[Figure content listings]
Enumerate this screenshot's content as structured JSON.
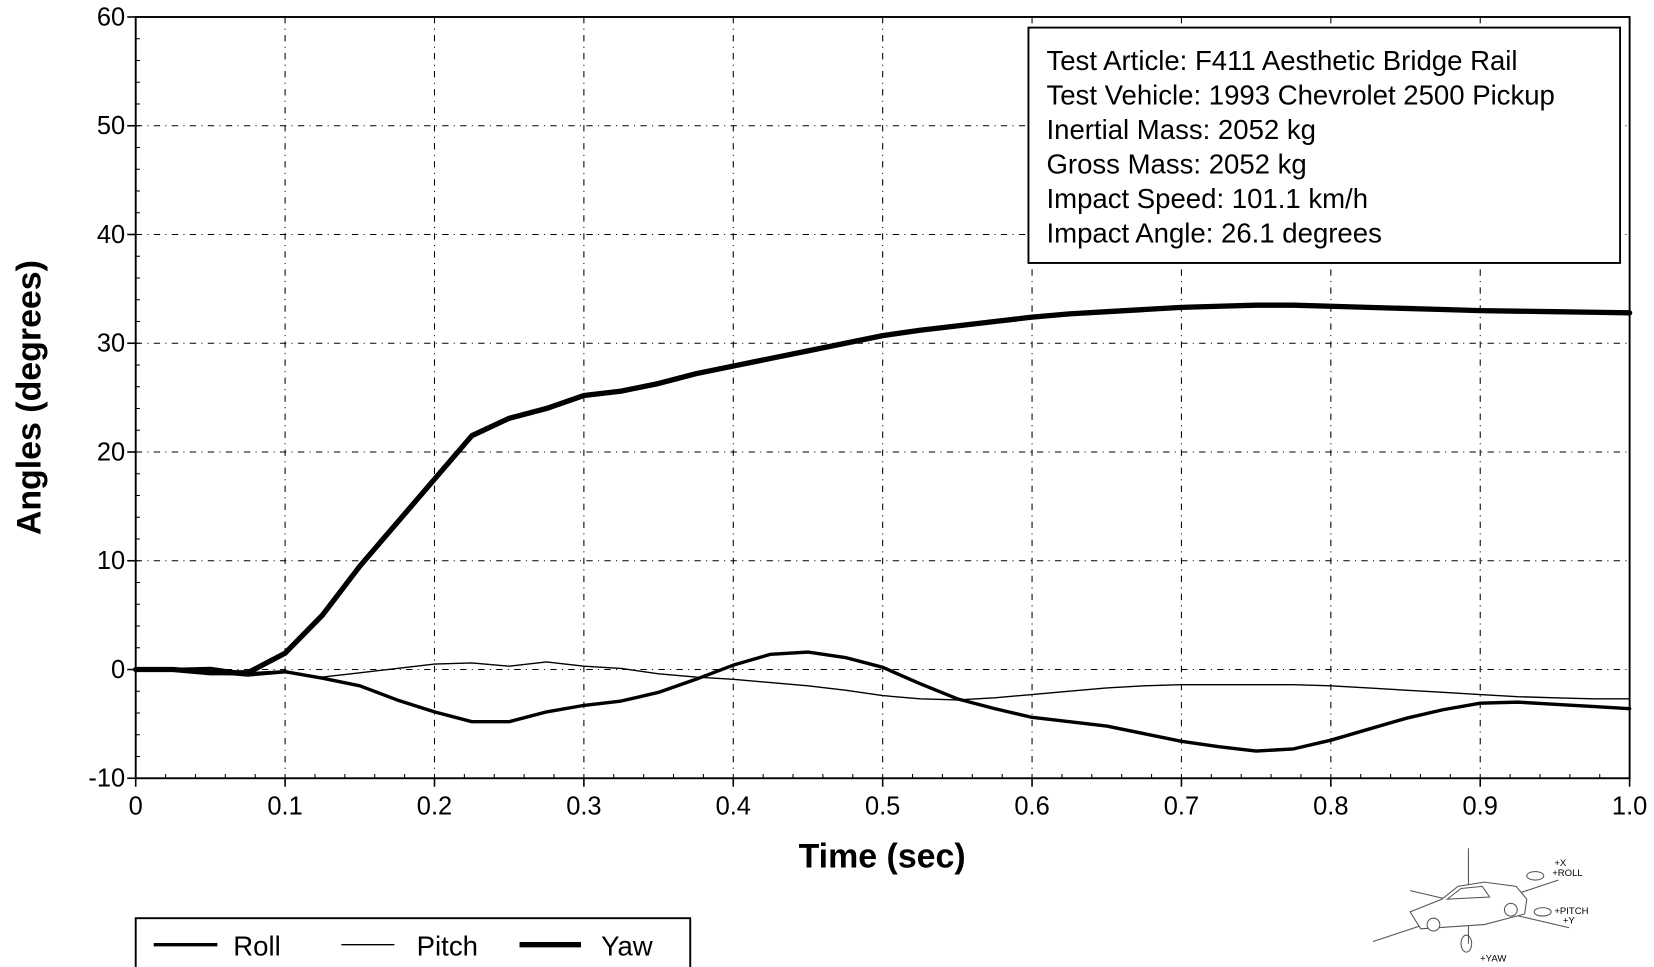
{
  "chart_data": {
    "type": "line",
    "xlabel": "Time (sec)",
    "ylabel": "Angles (degrees)",
    "annotation_lines": [
      "Test Article: F411 Aesthetic Bridge Rail",
      "Test Vehicle: 1993 Chevrolet 2500 Pickup",
      "Inertial Mass: 2052 kg",
      "Gross Mass: 2052 kg",
      "Impact Speed: 101.1 km/h",
      "Impact Angle: 26.1 degrees"
    ],
    "icon_labels": [
      "+X",
      "+ROLL",
      "+PITCH",
      "+Y",
      "+YAW"
    ],
    "x": [
      0,
      0.025,
      0.05,
      0.075,
      0.1,
      0.125,
      0.15,
      0.175,
      0.2,
      0.225,
      0.25,
      0.275,
      0.3,
      0.325,
      0.35,
      0.375,
      0.4,
      0.425,
      0.45,
      0.475,
      0.5,
      0.525,
      0.55,
      0.575,
      0.6,
      0.625,
      0.65,
      0.675,
      0.7,
      0.725,
      0.75,
      0.775,
      0.8,
      0.825,
      0.85,
      0.875,
      0.9,
      0.925,
      0.95,
      0.975,
      1.0
    ],
    "series": [
      {
        "name": "Roll",
        "color": "#000000",
        "linewidth": 3.2,
        "values": [
          0,
          0,
          0.1,
          -0.4,
          -0.2,
          -0.8,
          -1.5,
          -2.8,
          -3.9,
          -4.8,
          -4.8,
          -3.9,
          -3.3,
          -2.9,
          -2.1,
          -0.9,
          0.4,
          1.4,
          1.6,
          1.1,
          0.2,
          -1.3,
          -2.7,
          -3.6,
          -4.4,
          -4.8,
          -5.2,
          -5.9,
          -6.6,
          -7.1,
          -7.5,
          -7.3,
          -6.5,
          -5.5,
          -4.5,
          -3.7,
          -3.1,
          -3,
          -3.2,
          -3.4,
          -3.6
        ]
      },
      {
        "name": "Pitch",
        "color": "#000000",
        "linewidth": 1.3,
        "values": [
          0,
          0,
          -0.3,
          -0.6,
          -0.3,
          -0.7,
          -0.3,
          0.1,
          0.5,
          0.6,
          0.3,
          0.7,
          0.3,
          0.1,
          -0.4,
          -0.7,
          -0.9,
          -1.2,
          -1.5,
          -1.9,
          -2.4,
          -2.7,
          -2.8,
          -2.6,
          -2.3,
          -2,
          -1.7,
          -1.5,
          -1.4,
          -1.4,
          -1.4,
          -1.4,
          -1.5,
          -1.7,
          -1.9,
          -2.1,
          -2.3,
          -2.5,
          -2.6,
          -2.7,
          -2.7
        ]
      },
      {
        "name": "Yaw",
        "color": "#000000",
        "linewidth": 5,
        "values": [
          0,
          0,
          -0.3,
          -0.3,
          1.5,
          5,
          9.5,
          13.5,
          17.5,
          21.5,
          23.1,
          24,
          25.2,
          25.6,
          26.3,
          27.2,
          27.9,
          28.6,
          29.3,
          30,
          30.7,
          31.2,
          31.6,
          32,
          32.4,
          32.7,
          32.9,
          33.1,
          33.3,
          33.4,
          33.5,
          33.5,
          33.4,
          33.3,
          33.2,
          33.1,
          33,
          32.95,
          32.9,
          32.85,
          32.8
        ]
      }
    ],
    "xlim": [
      0,
      1
    ],
    "ylim": [
      -10,
      60
    ],
    "xticks": [
      0,
      0.1,
      0.2,
      0.3,
      0.4,
      0.5,
      0.6,
      0.7,
      0.8,
      0.9,
      {
        "value": 1,
        "label": "1.0"
      }
    ],
    "yticks": [
      -10,
      0,
      10,
      20,
      30,
      40,
      50,
      60
    ],
    "grid": true
  }
}
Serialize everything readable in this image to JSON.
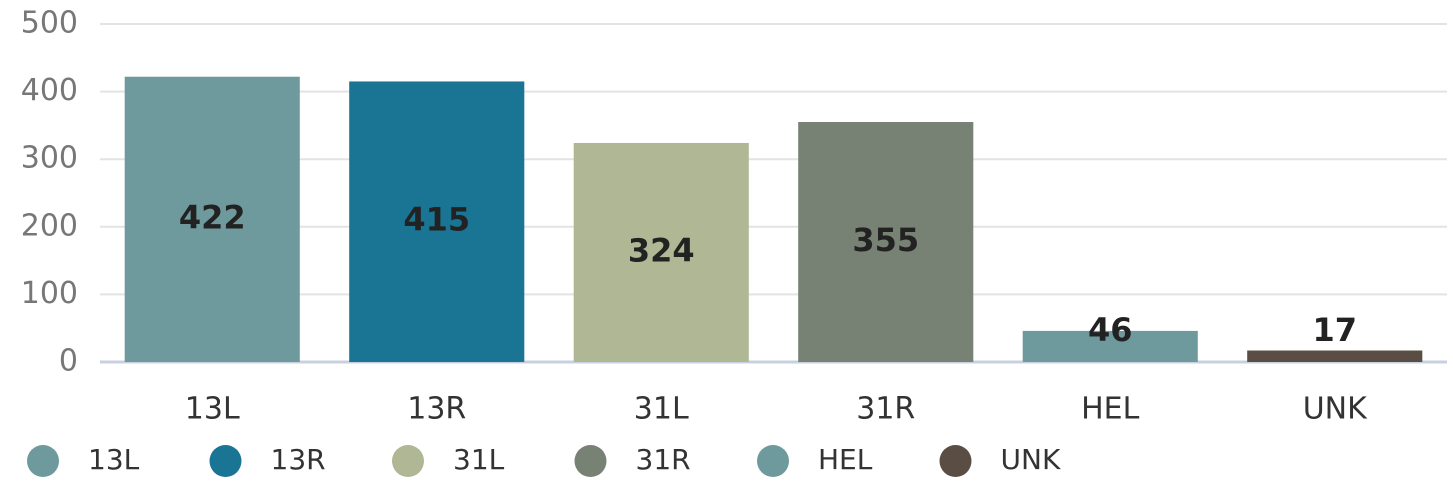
{
  "chart_data": {
    "type": "bar",
    "categories": [
      "13L",
      "13R",
      "31L",
      "31R",
      "HEL",
      "UNK"
    ],
    "values": [
      422,
      415,
      324,
      355,
      46,
      17
    ],
    "colors": [
      "#6f9a9d",
      "#1a7494",
      "#b0b794",
      "#778275",
      "#6f9a9d",
      "#5a4e44"
    ],
    "ylim": [
      0,
      500
    ],
    "yticks": [
      0,
      100,
      200,
      300,
      400,
      500
    ],
    "grid": true,
    "legend": "bottom"
  }
}
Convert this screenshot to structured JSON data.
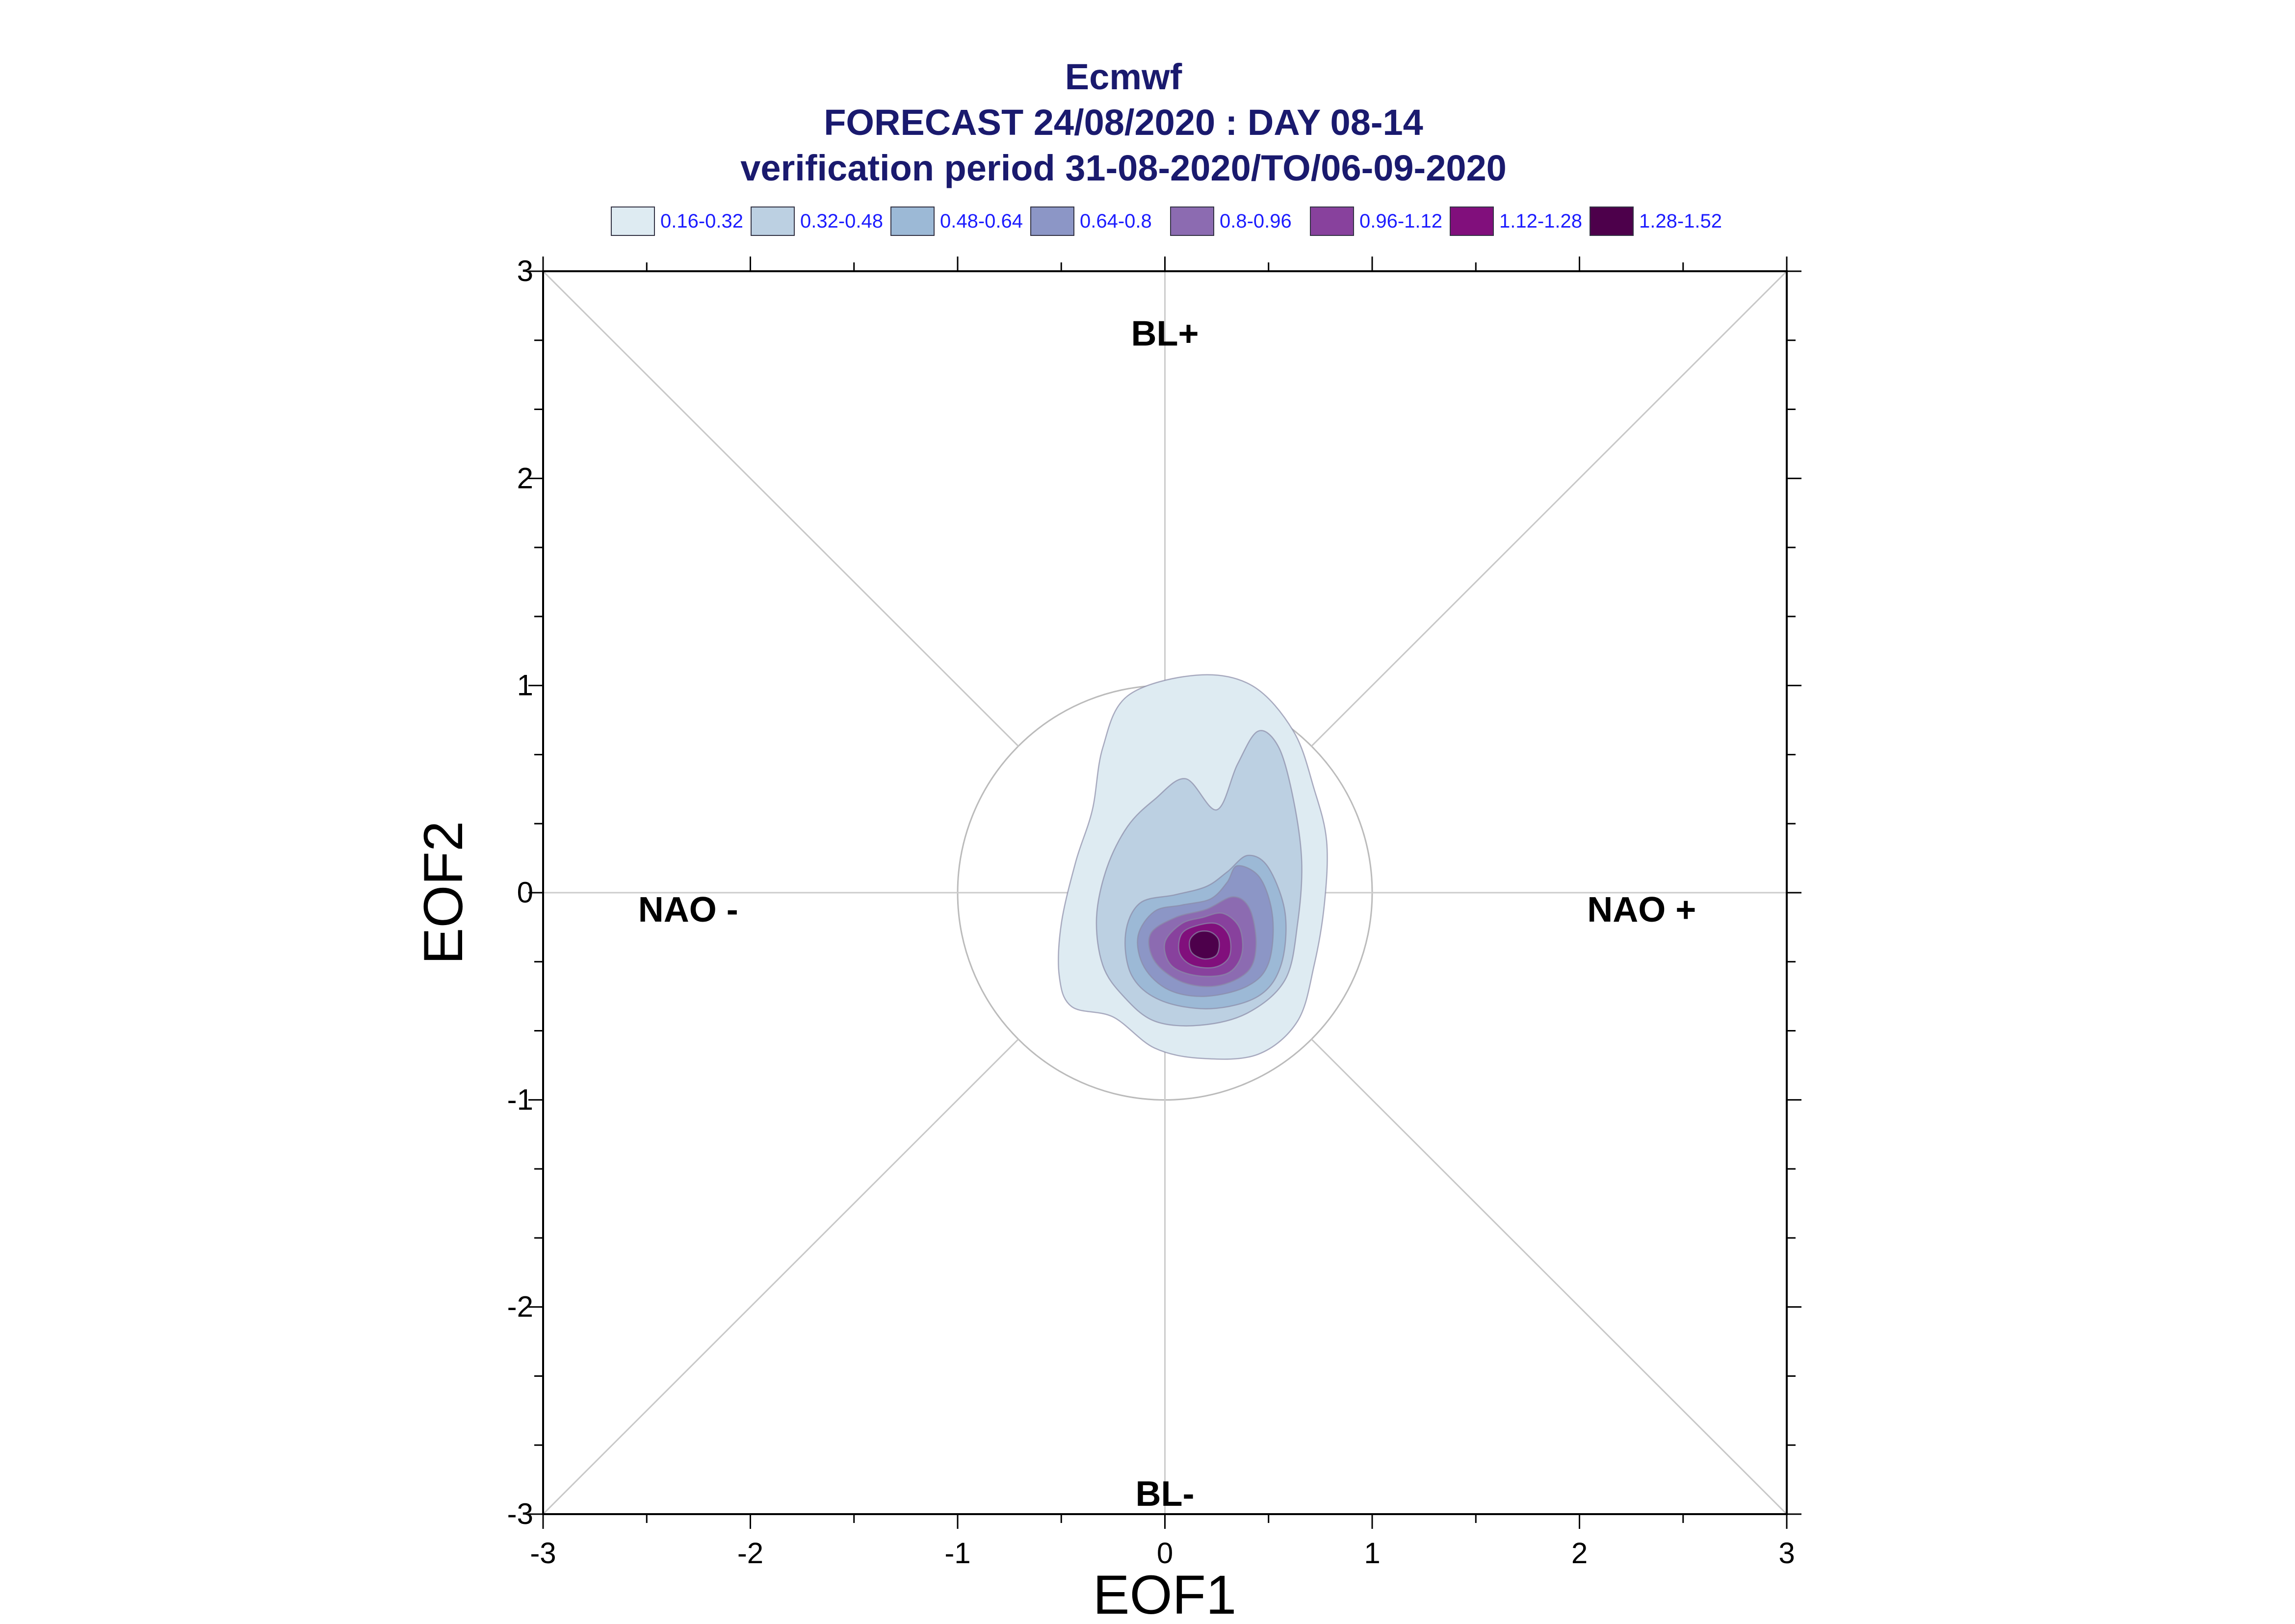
{
  "chart_data": {
    "type": "contour",
    "title_lines": [
      "Ecmwf",
      "FORECAST 24/08/2020 : DAY 08-14",
      "verification period 31-08-2020/TO/06-09-2020"
    ],
    "xlabel": "EOF1",
    "ylabel": "EOF2",
    "xlim": [
      -3,
      3
    ],
    "ylim": [
      -3,
      3
    ],
    "xticks": [
      "-3",
      "-2",
      "-1",
      "0",
      "1",
      "2",
      "3"
    ],
    "yticks": [
      "-3",
      "-2",
      "-1",
      "0",
      "1",
      "2",
      "3"
    ],
    "legend_position": "top",
    "legend": [
      {
        "label": "0.16-0.32",
        "color": "#deebf2"
      },
      {
        "label": "0.32-0.48",
        "color": "#bcd0e2"
      },
      {
        "label": "0.48-0.64",
        "color": "#9cb9d6"
      },
      {
        "label": "0.64-0.8",
        "color": "#8c96c6"
      },
      {
        "label": "0.8-0.96",
        "color": "#8c6bb1"
      },
      {
        "label": "0.96-1.12",
        "color": "#88419d"
      },
      {
        "label": "1.12-1.28",
        "color": "#810f7c"
      },
      {
        "label": "1.28-1.52",
        "color": "#4d004b"
      }
    ],
    "region_labels": [
      {
        "text": "BL+",
        "x": 0,
        "y": 2.7
      },
      {
        "text": "BL-",
        "x": 0,
        "y": -2.9
      },
      {
        "text": "NAO -",
        "x": -2.3,
        "y": -0.08
      },
      {
        "text": "NAO +",
        "x": 2.3,
        "y": -0.08
      }
    ],
    "unit_circle_radius": 1,
    "density_center": [
      0.18,
      -0.25
    ],
    "contours": [
      {
        "level": "0.16-0.32",
        "points": [
          [
            0.15,
            1.05
          ],
          [
            0.42,
            1.0
          ],
          [
            0.62,
            0.78
          ],
          [
            0.72,
            0.5
          ],
          [
            0.78,
            0.25
          ],
          [
            0.77,
            -0.05
          ],
          [
            0.72,
            -0.35
          ],
          [
            0.64,
            -0.62
          ],
          [
            0.45,
            -0.78
          ],
          [
            0.18,
            -0.8
          ],
          [
            -0.05,
            -0.75
          ],
          [
            -0.25,
            -0.6
          ],
          [
            -0.45,
            -0.55
          ],
          [
            -0.51,
            -0.4
          ],
          [
            -0.5,
            -0.15
          ],
          [
            -0.43,
            0.15
          ],
          [
            -0.35,
            0.4
          ],
          [
            -0.3,
            0.7
          ],
          [
            -0.18,
            0.95
          ]
        ]
      },
      {
        "level": "0.32-0.48",
        "points": [
          [
            0.45,
            0.78
          ],
          [
            0.55,
            0.7
          ],
          [
            0.62,
            0.45
          ],
          [
            0.66,
            0.15
          ],
          [
            0.64,
            -0.15
          ],
          [
            0.58,
            -0.42
          ],
          [
            0.4,
            -0.58
          ],
          [
            0.17,
            -0.64
          ],
          [
            -0.05,
            -0.62
          ],
          [
            -0.2,
            -0.5
          ],
          [
            -0.3,
            -0.35
          ],
          [
            -0.33,
            -0.12
          ],
          [
            -0.28,
            0.12
          ],
          [
            -0.18,
            0.32
          ],
          [
            -0.05,
            0.45
          ],
          [
            0.1,
            0.55
          ],
          [
            0.25,
            0.4
          ],
          [
            0.35,
            0.62
          ]
        ]
      },
      {
        "level": "0.48-0.64",
        "points": [
          [
            0.4,
            0.18
          ],
          [
            0.5,
            0.12
          ],
          [
            0.58,
            -0.1
          ],
          [
            0.56,
            -0.35
          ],
          [
            0.45,
            -0.5
          ],
          [
            0.22,
            -0.56
          ],
          [
            -0.02,
            -0.52
          ],
          [
            -0.16,
            -0.4
          ],
          [
            -0.19,
            -0.2
          ],
          [
            -0.12,
            -0.05
          ],
          [
            0.05,
            -0.01
          ],
          [
            0.2,
            0.03
          ],
          [
            0.3,
            0.1
          ]
        ]
      },
      {
        "level": "0.64-0.8",
        "points": [
          [
            0.35,
            0.13
          ],
          [
            0.46,
            0.07
          ],
          [
            0.52,
            -0.12
          ],
          [
            0.5,
            -0.34
          ],
          [
            0.4,
            -0.45
          ],
          [
            0.2,
            -0.5
          ],
          [
            0.02,
            -0.47
          ],
          [
            -0.1,
            -0.36
          ],
          [
            -0.13,
            -0.21
          ],
          [
            -0.05,
            -0.09
          ],
          [
            0.08,
            -0.06
          ],
          [
            0.22,
            -0.03
          ],
          [
            0.3,
            0.05
          ]
        ]
      },
      {
        "level": "0.8-0.96",
        "points": [
          [
            0.33,
            -0.02
          ],
          [
            0.41,
            -0.08
          ],
          [
            0.44,
            -0.25
          ],
          [
            0.4,
            -0.38
          ],
          [
            0.25,
            -0.45
          ],
          [
            0.08,
            -0.43
          ],
          [
            -0.05,
            -0.33
          ],
          [
            -0.07,
            -0.2
          ],
          [
            0.05,
            -0.12
          ],
          [
            0.2,
            -0.08
          ]
        ]
      },
      {
        "level": "0.96-1.12",
        "points": [
          [
            0.28,
            -0.1
          ],
          [
            0.36,
            -0.17
          ],
          [
            0.37,
            -0.3
          ],
          [
            0.3,
            -0.39
          ],
          [
            0.15,
            -0.4
          ],
          [
            0.03,
            -0.35
          ],
          [
            0.0,
            -0.24
          ],
          [
            0.08,
            -0.15
          ],
          [
            0.18,
            -0.12
          ]
        ]
      },
      {
        "level": "1.12-1.28",
        "points": [
          [
            0.25,
            -0.15
          ],
          [
            0.31,
            -0.21
          ],
          [
            0.31,
            -0.31
          ],
          [
            0.24,
            -0.36
          ],
          [
            0.13,
            -0.35
          ],
          [
            0.07,
            -0.29
          ],
          [
            0.08,
            -0.2
          ],
          [
            0.15,
            -0.16
          ]
        ]
      },
      {
        "level": "1.28-1.52",
        "points": [
          [
            0.22,
            -0.19
          ],
          [
            0.26,
            -0.23
          ],
          [
            0.25,
            -0.3
          ],
          [
            0.19,
            -0.32
          ],
          [
            0.13,
            -0.29
          ],
          [
            0.12,
            -0.23
          ],
          [
            0.16,
            -0.19
          ]
        ]
      }
    ]
  }
}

WORK INSTRUCTIONS:
In the entries above, identify every line with the word "JSON". Copy those lines.

SOLUTION FOR THIS EXERCISE:
Enumerate this screenshot's content as structured JSON.
Serialize everything readable in this image to JSON.
Convert this screenshot to structured JSON data.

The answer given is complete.